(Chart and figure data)
———

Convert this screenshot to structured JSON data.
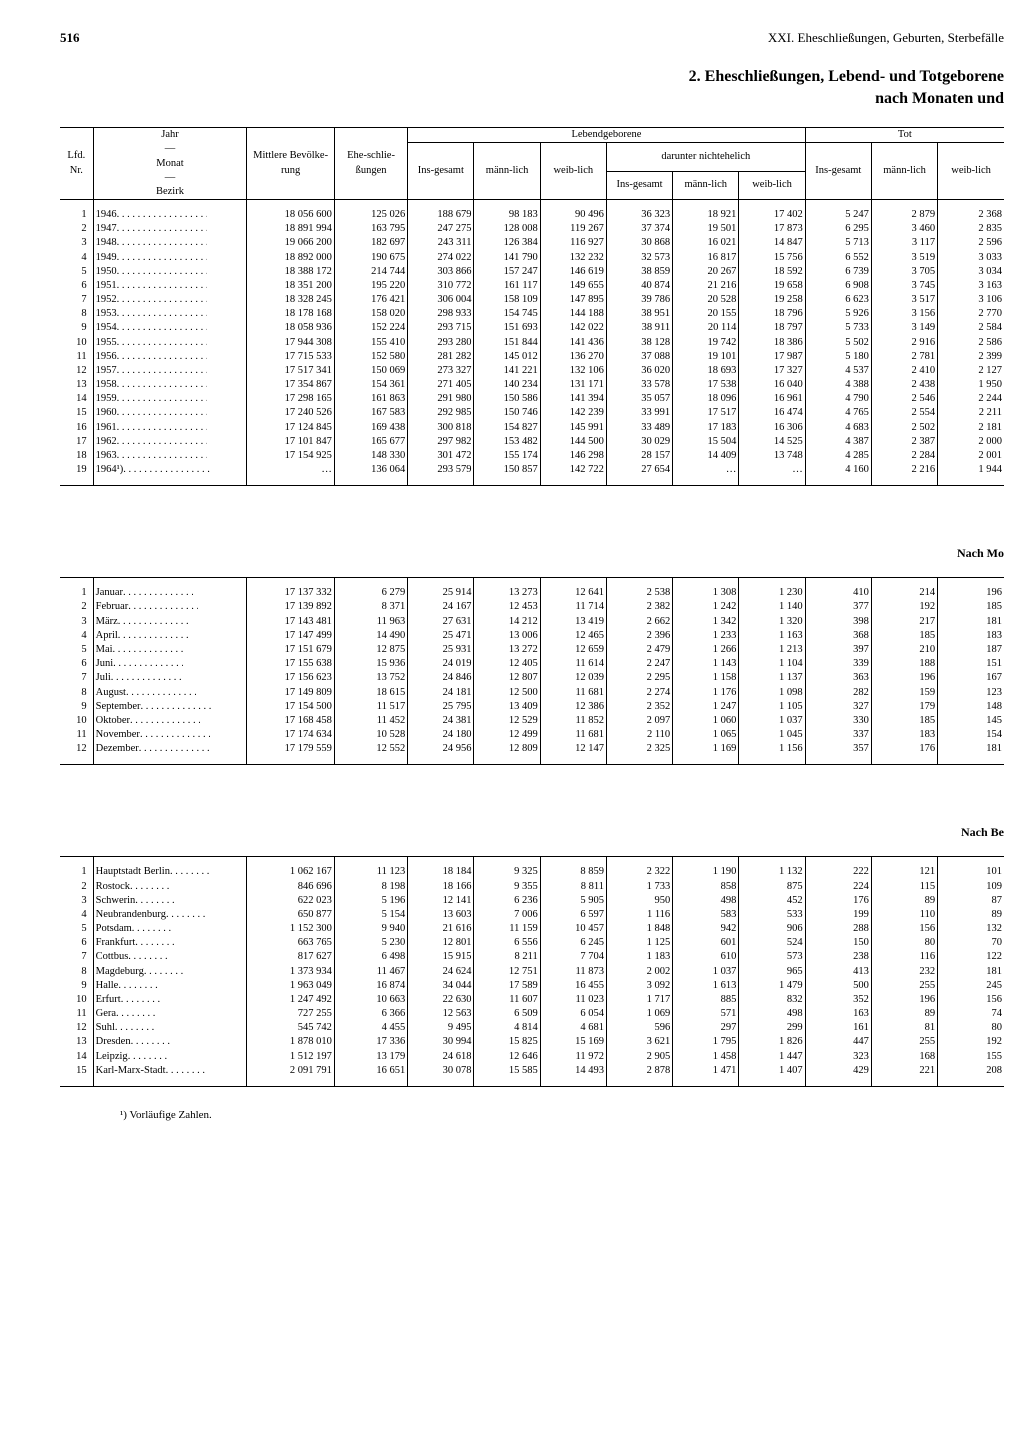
{
  "page_number": "516",
  "chapter": "XXI. Eheschließungen, Geburten, Sterbefälle",
  "title_line1": "2. Eheschließungen, Lebend- und Totgeborene",
  "title_line2": "nach Monaten und",
  "section_b_heading": "Nach Mo",
  "section_c_heading": "Nach Be",
  "footnote": "¹) Vorläufige Zahlen.",
  "header": {
    "lfd_nr": "Lfd. Nr.",
    "jahr": "Jahr",
    "monat": "Monat",
    "bezirk": "Bezirk",
    "pop": "Mittlere Bevölke-rung",
    "marriages": "Ehe-schlie-ßungen",
    "live_births": "Lebendgeborene",
    "illegit": "darunter nichtehelich",
    "stillbirths": "Tot",
    "total": "Ins-gesamt",
    "male": "männ-lich",
    "female": "weib-lich"
  },
  "years": [
    {
      "n": "1",
      "y": "1946",
      "pop": "18 056 600",
      "mar": "125 026",
      "lb_t": "188 679",
      "lb_m": "98 183",
      "lb_f": "90 496",
      "il_t": "36 323",
      "il_m": "18 921",
      "il_f": "17 402",
      "sb_t": "5 247",
      "sb_m": "2 879",
      "sb_f": "2 368"
    },
    {
      "n": "2",
      "y": "1947",
      "pop": "18 891 994",
      "mar": "163 795",
      "lb_t": "247 275",
      "lb_m": "128 008",
      "lb_f": "119 267",
      "il_t": "37 374",
      "il_m": "19 501",
      "il_f": "17 873",
      "sb_t": "6 295",
      "sb_m": "3 460",
      "sb_f": "2 835"
    },
    {
      "n": "3",
      "y": "1948",
      "pop": "19 066 200",
      "mar": "182 697",
      "lb_t": "243 311",
      "lb_m": "126 384",
      "lb_f": "116 927",
      "il_t": "30 868",
      "il_m": "16 021",
      "il_f": "14 847",
      "sb_t": "5 713",
      "sb_m": "3 117",
      "sb_f": "2 596"
    },
    {
      "n": "4",
      "y": "1949",
      "pop": "18 892 000",
      "mar": "190 675",
      "lb_t": "274 022",
      "lb_m": "141 790",
      "lb_f": "132 232",
      "il_t": "32 573",
      "il_m": "16 817",
      "il_f": "15 756",
      "sb_t": "6 552",
      "sb_m": "3 519",
      "sb_f": "3 033"
    },
    {
      "n": "5",
      "y": "1950",
      "pop": "18 388 172",
      "mar": "214 744",
      "lb_t": "303 866",
      "lb_m": "157 247",
      "lb_f": "146 619",
      "il_t": "38 859",
      "il_m": "20 267",
      "il_f": "18 592",
      "sb_t": "6 739",
      "sb_m": "3 705",
      "sb_f": "3 034"
    },
    {
      "n": "6",
      "y": "1951",
      "pop": "18 351 200",
      "mar": "195 220",
      "lb_t": "310 772",
      "lb_m": "161 117",
      "lb_f": "149 655",
      "il_t": "40 874",
      "il_m": "21 216",
      "il_f": "19 658",
      "sb_t": "6 908",
      "sb_m": "3 745",
      "sb_f": "3 163"
    },
    {
      "n": "7",
      "y": "1952",
      "pop": "18 328 245",
      "mar": "176 421",
      "lb_t": "306 004",
      "lb_m": "158 109",
      "lb_f": "147 895",
      "il_t": "39 786",
      "il_m": "20 528",
      "il_f": "19 258",
      "sb_t": "6 623",
      "sb_m": "3 517",
      "sb_f": "3 106"
    },
    {
      "n": "8",
      "y": "1953",
      "pop": "18 178 168",
      "mar": "158 020",
      "lb_t": "298 933",
      "lb_m": "154 745",
      "lb_f": "144 188",
      "il_t": "38 951",
      "il_m": "20 155",
      "il_f": "18 796",
      "sb_t": "5 926",
      "sb_m": "3 156",
      "sb_f": "2 770"
    },
    {
      "n": "9",
      "y": "1954",
      "pop": "18 058 936",
      "mar": "152 224",
      "lb_t": "293 715",
      "lb_m": "151 693",
      "lb_f": "142 022",
      "il_t": "38 911",
      "il_m": "20 114",
      "il_f": "18 797",
      "sb_t": "5 733",
      "sb_m": "3 149",
      "sb_f": "2 584"
    },
    {
      "n": "10",
      "y": "1955",
      "pop": "17 944 308",
      "mar": "155 410",
      "lb_t": "293 280",
      "lb_m": "151 844",
      "lb_f": "141 436",
      "il_t": "38 128",
      "il_m": "19 742",
      "il_f": "18 386",
      "sb_t": "5 502",
      "sb_m": "2 916",
      "sb_f": "2 586"
    },
    {
      "n": "11",
      "y": "1956",
      "pop": "17 715 533",
      "mar": "152 580",
      "lb_t": "281 282",
      "lb_m": "145 012",
      "lb_f": "136 270",
      "il_t": "37 088",
      "il_m": "19 101",
      "il_f": "17 987",
      "sb_t": "5 180",
      "sb_m": "2 781",
      "sb_f": "2 399"
    },
    {
      "n": "12",
      "y": "1957",
      "pop": "17 517 341",
      "mar": "150 069",
      "lb_t": "273 327",
      "lb_m": "141 221",
      "lb_f": "132 106",
      "il_t": "36 020",
      "il_m": "18 693",
      "il_f": "17 327",
      "sb_t": "4 537",
      "sb_m": "2 410",
      "sb_f": "2 127"
    },
    {
      "n": "13",
      "y": "1958",
      "pop": "17 354 867",
      "mar": "154 361",
      "lb_t": "271 405",
      "lb_m": "140 234",
      "lb_f": "131 171",
      "il_t": "33 578",
      "il_m": "17 538",
      "il_f": "16 040",
      "sb_t": "4 388",
      "sb_m": "2 438",
      "sb_f": "1 950"
    },
    {
      "n": "14",
      "y": "1959",
      "pop": "17 298 165",
      "mar": "161 863",
      "lb_t": "291 980",
      "lb_m": "150 586",
      "lb_f": "141 394",
      "il_t": "35 057",
      "il_m": "18 096",
      "il_f": "16 961",
      "sb_t": "4 790",
      "sb_m": "2 546",
      "sb_f": "2 244"
    },
    {
      "n": "15",
      "y": "1960",
      "pop": "17 240 526",
      "mar": "167 583",
      "lb_t": "292 985",
      "lb_m": "150 746",
      "lb_f": "142 239",
      "il_t": "33 991",
      "il_m": "17 517",
      "il_f": "16 474",
      "sb_t": "4 765",
      "sb_m": "2 554",
      "sb_f": "2 211"
    },
    {
      "n": "16",
      "y": "1961",
      "pop": "17 124 845",
      "mar": "169 438",
      "lb_t": "300 818",
      "lb_m": "154 827",
      "lb_f": "145 991",
      "il_t": "33 489",
      "il_m": "17 183",
      "il_f": "16 306",
      "sb_t": "4 683",
      "sb_m": "2 502",
      "sb_f": "2 181"
    },
    {
      "n": "17",
      "y": "1962",
      "pop": "17 101 847",
      "mar": "165 677",
      "lb_t": "297 982",
      "lb_m": "153 482",
      "lb_f": "144 500",
      "il_t": "30 029",
      "il_m": "15 504",
      "il_f": "14 525",
      "sb_t": "4 387",
      "sb_m": "2 387",
      "sb_f": "2 000"
    },
    {
      "n": "18",
      "y": "1963",
      "pop": "17 154 925",
      "mar": "148 330",
      "lb_t": "301 472",
      "lb_m": "155 174",
      "lb_f": "146 298",
      "il_t": "28 157",
      "il_m": "14 409",
      "il_f": "13 748",
      "sb_t": "4 285",
      "sb_m": "2 284",
      "sb_f": "2 001"
    },
    {
      "n": "19",
      "y": "1964¹)",
      "pop": "…",
      "mar": "136 064",
      "lb_t": "293 579",
      "lb_m": "150 857",
      "lb_f": "142 722",
      "il_t": "27 654",
      "il_m": "…",
      "il_f": "…",
      "sb_t": "4 160",
      "sb_m": "2 216",
      "sb_f": "1 944"
    }
  ],
  "months": [
    {
      "n": "1",
      "y": "Januar",
      "pop": "17 137 332",
      "mar": "6 279",
      "lb_t": "25 914",
      "lb_m": "13 273",
      "lb_f": "12 641",
      "il_t": "2 538",
      "il_m": "1 308",
      "il_f": "1 230",
      "sb_t": "410",
      "sb_m": "214",
      "sb_f": "196"
    },
    {
      "n": "2",
      "y": "Februar",
      "pop": "17 139 892",
      "mar": "8 371",
      "lb_t": "24 167",
      "lb_m": "12 453",
      "lb_f": "11 714",
      "il_t": "2 382",
      "il_m": "1 242",
      "il_f": "1 140",
      "sb_t": "377",
      "sb_m": "192",
      "sb_f": "185"
    },
    {
      "n": "3",
      "y": "März",
      "pop": "17 143 481",
      "mar": "11 963",
      "lb_t": "27 631",
      "lb_m": "14 212",
      "lb_f": "13 419",
      "il_t": "2 662",
      "il_m": "1 342",
      "il_f": "1 320",
      "sb_t": "398",
      "sb_m": "217",
      "sb_f": "181"
    },
    {
      "n": "4",
      "y": "April",
      "pop": "17 147 499",
      "mar": "14 490",
      "lb_t": "25 471",
      "lb_m": "13 006",
      "lb_f": "12 465",
      "il_t": "2 396",
      "il_m": "1 233",
      "il_f": "1 163",
      "sb_t": "368",
      "sb_m": "185",
      "sb_f": "183"
    },
    {
      "n": "5",
      "y": "Mai",
      "pop": "17 151 679",
      "mar": "12 875",
      "lb_t": "25 931",
      "lb_m": "13 272",
      "lb_f": "12 659",
      "il_t": "2 479",
      "il_m": "1 266",
      "il_f": "1 213",
      "sb_t": "397",
      "sb_m": "210",
      "sb_f": "187"
    },
    {
      "n": "6",
      "y": "Juni",
      "pop": "17 155 638",
      "mar": "15 936",
      "lb_t": "24 019",
      "lb_m": "12 405",
      "lb_f": "11 614",
      "il_t": "2 247",
      "il_m": "1 143",
      "il_f": "1 104",
      "sb_t": "339",
      "sb_m": "188",
      "sb_f": "151"
    },
    {
      "n": "7",
      "y": "Juli",
      "pop": "17 156 623",
      "mar": "13 752",
      "lb_t": "24 846",
      "lb_m": "12 807",
      "lb_f": "12 039",
      "il_t": "2 295",
      "il_m": "1 158",
      "il_f": "1 137",
      "sb_t": "363",
      "sb_m": "196",
      "sb_f": "167"
    },
    {
      "n": "8",
      "y": "August",
      "pop": "17 149 809",
      "mar": "18 615",
      "lb_t": "24 181",
      "lb_m": "12 500",
      "lb_f": "11 681",
      "il_t": "2 274",
      "il_m": "1 176",
      "il_f": "1 098",
      "sb_t": "282",
      "sb_m": "159",
      "sb_f": "123"
    },
    {
      "n": "9",
      "y": "September",
      "pop": "17 154 500",
      "mar": "11 517",
      "lb_t": "25 795",
      "lb_m": "13 409",
      "lb_f": "12 386",
      "il_t": "2 352",
      "il_m": "1 247",
      "il_f": "1 105",
      "sb_t": "327",
      "sb_m": "179",
      "sb_f": "148"
    },
    {
      "n": "10",
      "y": "Oktober",
      "pop": "17 168 458",
      "mar": "11 452",
      "lb_t": "24 381",
      "lb_m": "12 529",
      "lb_f": "11 852",
      "il_t": "2 097",
      "il_m": "1 060",
      "il_f": "1 037",
      "sb_t": "330",
      "sb_m": "185",
      "sb_f": "145"
    },
    {
      "n": "11",
      "y": "November",
      "pop": "17 174 634",
      "mar": "10 528",
      "lb_t": "24 180",
      "lb_m": "12 499",
      "lb_f": "11 681",
      "il_t": "2 110",
      "il_m": "1 065",
      "il_f": "1 045",
      "sb_t": "337",
      "sb_m": "183",
      "sb_f": "154"
    },
    {
      "n": "12",
      "y": "Dezember",
      "pop": "17 179 559",
      "mar": "12 552",
      "lb_t": "24 956",
      "lb_m": "12 809",
      "lb_f": "12 147",
      "il_t": "2 325",
      "il_m": "1 169",
      "il_f": "1 156",
      "sb_t": "357",
      "sb_m": "176",
      "sb_f": "181"
    }
  ],
  "districts": [
    {
      "n": "1",
      "y": "Hauptstadt Berlin",
      "pop": "1 062 167",
      "mar": "11 123",
      "lb_t": "18 184",
      "lb_m": "9 325",
      "lb_f": "8 859",
      "il_t": "2 322",
      "il_m": "1 190",
      "il_f": "1 132",
      "sb_t": "222",
      "sb_m": "121",
      "sb_f": "101"
    },
    {
      "n": "2",
      "y": "Rostock",
      "pop": "846 696",
      "mar": "8 198",
      "lb_t": "18 166",
      "lb_m": "9 355",
      "lb_f": "8 811",
      "il_t": "1 733",
      "il_m": "858",
      "il_f": "875",
      "sb_t": "224",
      "sb_m": "115",
      "sb_f": "109"
    },
    {
      "n": "3",
      "y": "Schwerin",
      "pop": "622 023",
      "mar": "5 196",
      "lb_t": "12 141",
      "lb_m": "6 236",
      "lb_f": "5 905",
      "il_t": "950",
      "il_m": "498",
      "il_f": "452",
      "sb_t": "176",
      "sb_m": "89",
      "sb_f": "87"
    },
    {
      "n": "4",
      "y": "Neubrandenburg",
      "pop": "650 877",
      "mar": "5 154",
      "lb_t": "13 603",
      "lb_m": "7 006",
      "lb_f": "6 597",
      "il_t": "1 116",
      "il_m": "583",
      "il_f": "533",
      "sb_t": "199",
      "sb_m": "110",
      "sb_f": "89"
    },
    {
      "n": "5",
      "y": "Potsdam",
      "pop": "1 152 300",
      "mar": "9 940",
      "lb_t": "21 616",
      "lb_m": "11 159",
      "lb_f": "10 457",
      "il_t": "1 848",
      "il_m": "942",
      "il_f": "906",
      "sb_t": "288",
      "sb_m": "156",
      "sb_f": "132"
    },
    {
      "n": "6",
      "y": "Frankfurt",
      "pop": "663 765",
      "mar": "5 230",
      "lb_t": "12 801",
      "lb_m": "6 556",
      "lb_f": "6 245",
      "il_t": "1 125",
      "il_m": "601",
      "il_f": "524",
      "sb_t": "150",
      "sb_m": "80",
      "sb_f": "70"
    },
    {
      "n": "7",
      "y": "Cottbus",
      "pop": "817 627",
      "mar": "6 498",
      "lb_t": "15 915",
      "lb_m": "8 211",
      "lb_f": "7 704",
      "il_t": "1 183",
      "il_m": "610",
      "il_f": "573",
      "sb_t": "238",
      "sb_m": "116",
      "sb_f": "122"
    },
    {
      "n": "8",
      "y": "Magdeburg",
      "pop": "1 373 934",
      "mar": "11 467",
      "lb_t": "24 624",
      "lb_m": "12 751",
      "lb_f": "11 873",
      "il_t": "2 002",
      "il_m": "1 037",
      "il_f": "965",
      "sb_t": "413",
      "sb_m": "232",
      "sb_f": "181"
    },
    {
      "n": "9",
      "y": "Halle",
      "pop": "1 963 049",
      "mar": "16 874",
      "lb_t": "34 044",
      "lb_m": "17 589",
      "lb_f": "16 455",
      "il_t": "3 092",
      "il_m": "1 613",
      "il_f": "1 479",
      "sb_t": "500",
      "sb_m": "255",
      "sb_f": "245"
    },
    {
      "n": "10",
      "y": "Erfurt",
      "pop": "1 247 492",
      "mar": "10 663",
      "lb_t": "22 630",
      "lb_m": "11 607",
      "lb_f": "11 023",
      "il_t": "1 717",
      "il_m": "885",
      "il_f": "832",
      "sb_t": "352",
      "sb_m": "196",
      "sb_f": "156"
    },
    {
      "n": "11",
      "y": "Gera",
      "pop": "727 255",
      "mar": "6 366",
      "lb_t": "12 563",
      "lb_m": "6 509",
      "lb_f": "6 054",
      "il_t": "1 069",
      "il_m": "571",
      "il_f": "498",
      "sb_t": "163",
      "sb_m": "89",
      "sb_f": "74"
    },
    {
      "n": "12",
      "y": "Suhl",
      "pop": "545 742",
      "mar": "4 455",
      "lb_t": "9 495",
      "lb_m": "4 814",
      "lb_f": "4 681",
      "il_t": "596",
      "il_m": "297",
      "il_f": "299",
      "sb_t": "161",
      "sb_m": "81",
      "sb_f": "80"
    },
    {
      "n": "13",
      "y": "Dresden",
      "pop": "1 878 010",
      "mar": "17 336",
      "lb_t": "30 994",
      "lb_m": "15 825",
      "lb_f": "15 169",
      "il_t": "3 621",
      "il_m": "1 795",
      "il_f": "1 826",
      "sb_t": "447",
      "sb_m": "255",
      "sb_f": "192"
    },
    {
      "n": "14",
      "y": "Leipzig",
      "pop": "1 512 197",
      "mar": "13 179",
      "lb_t": "24 618",
      "lb_m": "12 646",
      "lb_f": "11 972",
      "il_t": "2 905",
      "il_m": "1 458",
      "il_f": "1 447",
      "sb_t": "323",
      "sb_m": "168",
      "sb_f": "155"
    },
    {
      "n": "15",
      "y": "Karl-Marx-Stadt",
      "pop": "2 091 791",
      "mar": "16 651",
      "lb_t": "30 078",
      "lb_m": "15 585",
      "lb_f": "14 493",
      "il_t": "2 878",
      "il_m": "1 471",
      "il_f": "1 407",
      "sb_t": "429",
      "sb_m": "221",
      "sb_f": "208"
    }
  ]
}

———

(Problem details) Of the lines in the material above, state how many contain the string "Eheschließungen"; give no other text.

(Answer to the exercise) 2